**Text under study**.

──────────

4. Other NRs Regulate CES Enzymes
In addition to PXR and CAR, CES enzymes are also regulated by other NR proteins, such as hepatocyte nuclear factor-4α (HNF-4α, NR2A1), peroxisome proliferator-activated receptor α (PPARα, NR1C1), and glucocorticoid receptor (GR, NR3C1). HNF-4α is mainly expressed in liver, intestine, pancreas and kidney, and is critical for transcriptional regulation of many genes in liver, such as Cyp7a1, CAR, and genes involved in the control of lipid homeostasis, glucose transport and glycolysis [49-52]. HNF-4α has also been implicated in the regulation of mouse Ces2 gene transcription. In the same study, bile acids are shown to repress expression of mCES2 by inhibiting the HNF-4α-mediated transactivation of the mCES2 gene promoter [53].
Proxisome proliferator-activated receptors (PPARs) are mainly involved in lipid and glucose homeostasis, control of inflammation and wound healing, and regulation of food intake and body weight [54, 55]. However, there appears to be a connection between PPARs and hepatic CES gene expression in rodents as well. The PPARα protein, one of the three subtypes of PPARs, is predominantly expressed in tissues with a high oxidative capacity such as heart and liver. Research by Poole et al. showed that exposure to peroxisome proliferators, strong activators of PPARα in liver, leads to down-regulation of the expression of CES family members. The alteration in CES expression is dependent on the PPARα protein in mouse [56].
5. Conclusions
NRs are key regulators of many drug metabolizing enzymes that play diverse roles in xenobiotic and endobiotic metabolism. This review summarizes the evidence that several key NR proteins, including PXR, CAR, HNF-4α, PPARα, and GR, are involved in the regulation of CES enzymes. Because CES enzymes are one of the major determinants of the metabolism and disposition of numerous prodrugs through their actions in liver and small intestine, elucidating the mechanism governing the regulation of CES enzyme expression and activity by NR proteins will have a significant impact on rational drug design and the future development of prodrugs.

──────────

**Task details**.
Carry on the review of nuclear receptors and CES enzymes, picking up right after its final sentence.

Bounding box prediction data:

──────────

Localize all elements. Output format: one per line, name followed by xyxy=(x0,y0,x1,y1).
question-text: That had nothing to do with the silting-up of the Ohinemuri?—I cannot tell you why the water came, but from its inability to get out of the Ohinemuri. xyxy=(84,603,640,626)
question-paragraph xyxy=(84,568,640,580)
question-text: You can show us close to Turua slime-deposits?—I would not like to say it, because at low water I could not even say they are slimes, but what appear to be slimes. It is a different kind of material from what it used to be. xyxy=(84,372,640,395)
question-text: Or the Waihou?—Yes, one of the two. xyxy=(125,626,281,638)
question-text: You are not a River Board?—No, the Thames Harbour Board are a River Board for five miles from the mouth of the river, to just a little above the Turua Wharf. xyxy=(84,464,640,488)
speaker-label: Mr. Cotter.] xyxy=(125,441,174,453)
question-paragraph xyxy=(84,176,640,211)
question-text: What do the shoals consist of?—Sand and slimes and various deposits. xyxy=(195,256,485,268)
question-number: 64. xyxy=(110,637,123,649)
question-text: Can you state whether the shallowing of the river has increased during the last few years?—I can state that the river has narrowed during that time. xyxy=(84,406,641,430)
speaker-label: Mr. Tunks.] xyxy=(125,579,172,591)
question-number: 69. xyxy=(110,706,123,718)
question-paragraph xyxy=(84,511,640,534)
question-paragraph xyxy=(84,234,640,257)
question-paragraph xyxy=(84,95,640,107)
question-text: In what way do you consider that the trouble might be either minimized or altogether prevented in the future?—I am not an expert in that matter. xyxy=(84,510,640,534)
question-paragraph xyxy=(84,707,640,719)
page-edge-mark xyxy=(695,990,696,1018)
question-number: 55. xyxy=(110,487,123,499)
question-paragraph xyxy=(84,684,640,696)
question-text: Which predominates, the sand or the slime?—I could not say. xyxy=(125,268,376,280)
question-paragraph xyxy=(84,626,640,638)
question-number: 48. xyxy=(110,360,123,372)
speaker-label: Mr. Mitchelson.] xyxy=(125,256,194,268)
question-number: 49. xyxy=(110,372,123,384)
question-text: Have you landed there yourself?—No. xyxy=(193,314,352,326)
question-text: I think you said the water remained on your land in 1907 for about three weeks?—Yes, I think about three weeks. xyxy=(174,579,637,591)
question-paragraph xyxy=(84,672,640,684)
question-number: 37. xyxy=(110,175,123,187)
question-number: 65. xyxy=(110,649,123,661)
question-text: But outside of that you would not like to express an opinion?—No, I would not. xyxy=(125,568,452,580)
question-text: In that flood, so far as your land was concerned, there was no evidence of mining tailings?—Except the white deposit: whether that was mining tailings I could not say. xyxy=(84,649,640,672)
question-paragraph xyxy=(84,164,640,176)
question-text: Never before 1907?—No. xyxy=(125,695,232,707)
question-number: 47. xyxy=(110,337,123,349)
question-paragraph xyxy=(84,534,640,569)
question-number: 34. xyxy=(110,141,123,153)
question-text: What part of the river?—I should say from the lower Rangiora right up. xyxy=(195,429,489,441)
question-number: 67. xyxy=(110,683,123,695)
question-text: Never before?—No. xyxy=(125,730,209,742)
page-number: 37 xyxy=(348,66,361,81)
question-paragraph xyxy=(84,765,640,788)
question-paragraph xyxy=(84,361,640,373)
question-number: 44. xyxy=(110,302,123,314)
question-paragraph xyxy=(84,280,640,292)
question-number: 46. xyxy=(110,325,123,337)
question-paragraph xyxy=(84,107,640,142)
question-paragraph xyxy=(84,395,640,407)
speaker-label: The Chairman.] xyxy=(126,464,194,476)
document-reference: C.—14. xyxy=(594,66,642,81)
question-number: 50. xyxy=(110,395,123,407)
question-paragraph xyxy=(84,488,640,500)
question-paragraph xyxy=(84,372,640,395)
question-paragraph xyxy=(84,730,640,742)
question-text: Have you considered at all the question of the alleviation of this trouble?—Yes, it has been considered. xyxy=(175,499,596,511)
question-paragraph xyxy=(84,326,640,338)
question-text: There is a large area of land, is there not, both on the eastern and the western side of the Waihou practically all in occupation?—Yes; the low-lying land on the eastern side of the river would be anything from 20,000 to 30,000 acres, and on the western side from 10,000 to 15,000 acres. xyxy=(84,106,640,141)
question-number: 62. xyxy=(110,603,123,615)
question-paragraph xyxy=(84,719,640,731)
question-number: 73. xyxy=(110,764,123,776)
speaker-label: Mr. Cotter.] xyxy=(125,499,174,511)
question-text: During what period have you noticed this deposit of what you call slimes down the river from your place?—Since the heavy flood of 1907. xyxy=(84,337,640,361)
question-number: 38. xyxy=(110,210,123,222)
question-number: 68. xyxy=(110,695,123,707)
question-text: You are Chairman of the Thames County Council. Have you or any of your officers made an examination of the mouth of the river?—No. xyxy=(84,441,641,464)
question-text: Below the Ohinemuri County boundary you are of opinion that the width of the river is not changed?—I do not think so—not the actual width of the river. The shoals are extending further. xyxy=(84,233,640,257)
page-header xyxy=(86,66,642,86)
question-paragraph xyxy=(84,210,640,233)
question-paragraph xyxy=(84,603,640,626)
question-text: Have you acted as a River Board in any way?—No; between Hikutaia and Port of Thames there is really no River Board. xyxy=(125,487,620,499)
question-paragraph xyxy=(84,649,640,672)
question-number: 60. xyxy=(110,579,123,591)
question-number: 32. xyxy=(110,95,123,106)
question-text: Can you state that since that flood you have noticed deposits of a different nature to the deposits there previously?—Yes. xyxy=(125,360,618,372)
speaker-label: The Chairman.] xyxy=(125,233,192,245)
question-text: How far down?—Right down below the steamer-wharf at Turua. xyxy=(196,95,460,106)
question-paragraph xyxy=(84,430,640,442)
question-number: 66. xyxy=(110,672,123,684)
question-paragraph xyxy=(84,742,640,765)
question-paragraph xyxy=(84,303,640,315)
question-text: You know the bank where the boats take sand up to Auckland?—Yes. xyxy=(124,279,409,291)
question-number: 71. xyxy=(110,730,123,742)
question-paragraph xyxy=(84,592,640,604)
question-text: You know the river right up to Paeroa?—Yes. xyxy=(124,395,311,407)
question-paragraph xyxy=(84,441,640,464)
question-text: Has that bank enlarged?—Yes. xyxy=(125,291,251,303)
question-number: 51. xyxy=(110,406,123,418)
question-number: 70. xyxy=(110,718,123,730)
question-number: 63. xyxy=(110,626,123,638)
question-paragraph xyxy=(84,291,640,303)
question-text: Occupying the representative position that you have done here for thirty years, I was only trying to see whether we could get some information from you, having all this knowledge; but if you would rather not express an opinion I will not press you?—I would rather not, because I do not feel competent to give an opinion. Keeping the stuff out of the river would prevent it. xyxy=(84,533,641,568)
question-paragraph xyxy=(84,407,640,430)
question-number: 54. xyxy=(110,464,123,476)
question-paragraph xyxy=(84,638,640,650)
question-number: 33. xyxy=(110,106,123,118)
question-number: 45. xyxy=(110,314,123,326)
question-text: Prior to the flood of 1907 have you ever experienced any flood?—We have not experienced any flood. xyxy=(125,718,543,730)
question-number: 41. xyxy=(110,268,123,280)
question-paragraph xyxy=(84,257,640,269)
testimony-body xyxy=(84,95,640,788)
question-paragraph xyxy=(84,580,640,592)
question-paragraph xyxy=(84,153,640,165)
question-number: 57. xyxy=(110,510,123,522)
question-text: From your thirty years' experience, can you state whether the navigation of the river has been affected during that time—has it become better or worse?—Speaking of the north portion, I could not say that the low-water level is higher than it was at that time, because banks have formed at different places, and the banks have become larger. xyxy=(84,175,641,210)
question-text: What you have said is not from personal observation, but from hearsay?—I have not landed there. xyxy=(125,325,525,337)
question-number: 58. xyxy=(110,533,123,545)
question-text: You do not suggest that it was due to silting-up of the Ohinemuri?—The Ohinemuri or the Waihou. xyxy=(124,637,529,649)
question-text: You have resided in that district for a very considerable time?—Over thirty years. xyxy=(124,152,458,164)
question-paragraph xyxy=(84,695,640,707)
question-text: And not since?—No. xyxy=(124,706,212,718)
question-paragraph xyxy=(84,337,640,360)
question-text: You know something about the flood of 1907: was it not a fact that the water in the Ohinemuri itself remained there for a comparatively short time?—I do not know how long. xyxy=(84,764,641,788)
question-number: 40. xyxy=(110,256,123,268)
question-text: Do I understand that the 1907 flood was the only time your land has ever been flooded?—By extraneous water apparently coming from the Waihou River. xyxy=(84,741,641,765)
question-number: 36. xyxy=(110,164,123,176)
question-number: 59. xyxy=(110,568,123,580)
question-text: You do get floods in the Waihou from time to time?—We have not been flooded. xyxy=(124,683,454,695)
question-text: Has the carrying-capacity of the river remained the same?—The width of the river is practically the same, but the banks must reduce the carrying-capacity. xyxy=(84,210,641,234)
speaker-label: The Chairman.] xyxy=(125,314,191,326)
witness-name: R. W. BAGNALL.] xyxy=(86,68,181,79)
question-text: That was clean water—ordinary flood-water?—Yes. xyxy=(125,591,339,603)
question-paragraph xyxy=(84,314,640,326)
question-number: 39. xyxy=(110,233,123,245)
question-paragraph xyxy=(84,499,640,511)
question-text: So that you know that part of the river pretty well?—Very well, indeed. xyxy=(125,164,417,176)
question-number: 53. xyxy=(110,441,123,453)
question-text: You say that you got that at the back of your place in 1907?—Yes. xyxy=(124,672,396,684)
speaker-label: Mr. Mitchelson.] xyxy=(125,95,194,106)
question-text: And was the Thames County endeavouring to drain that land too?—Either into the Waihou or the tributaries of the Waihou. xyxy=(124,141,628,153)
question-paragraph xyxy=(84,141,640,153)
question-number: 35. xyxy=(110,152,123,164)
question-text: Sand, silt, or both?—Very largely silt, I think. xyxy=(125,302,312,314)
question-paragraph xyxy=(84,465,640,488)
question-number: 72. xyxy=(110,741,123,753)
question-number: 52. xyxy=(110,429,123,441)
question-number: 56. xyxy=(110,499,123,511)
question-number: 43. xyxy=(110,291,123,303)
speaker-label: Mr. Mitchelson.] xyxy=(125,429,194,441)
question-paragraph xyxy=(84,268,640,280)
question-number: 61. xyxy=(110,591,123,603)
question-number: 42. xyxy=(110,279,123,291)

──────────

**Response to the task**.
6. Expert Opinion
It is well known that activation of NRs, such as PXR and CAR, coordinately regulates the expression and activity of numerous drug-metabolizing enzymes as well as multiple drug transporter proteins. Not only can this coordinated regulation protect cells from toxic insult, but it also represents the molecular basis for an important class of drug-drug interactions in clinical settings. For example in multi-drug therapy, if one drug activates PXR and/or CAR, and the other is administered as a prodrug that is metabolized and eliminated by PXR/CAR-target genes, the resulting increased biotransformation of the prodrug into an active drug would probably lead to markedly discrepant pharmacological activities and pharmacokinetic behavior, or even serious and toxic side effects. As is the case with several anticancer drugs, there is an emerging role for PXR and CAR in regulating CES enzymes that exert an important effect on the hydrolytic biotransformation of a number of clinically used drugs and prodrugs. Additional evidence is emerging which points to a key role for PXR in regulating blood-brain barrier permeability in response to drug treatment [57, 58], and also in modulation of multi-drug resistance and estrogen sensitivity in certain breast cancers [59, 60]. Further elucidation of the role of the PXR protein in these clinically significant areas will likely produce important information that could be exploited as novel targets for cancer treatments.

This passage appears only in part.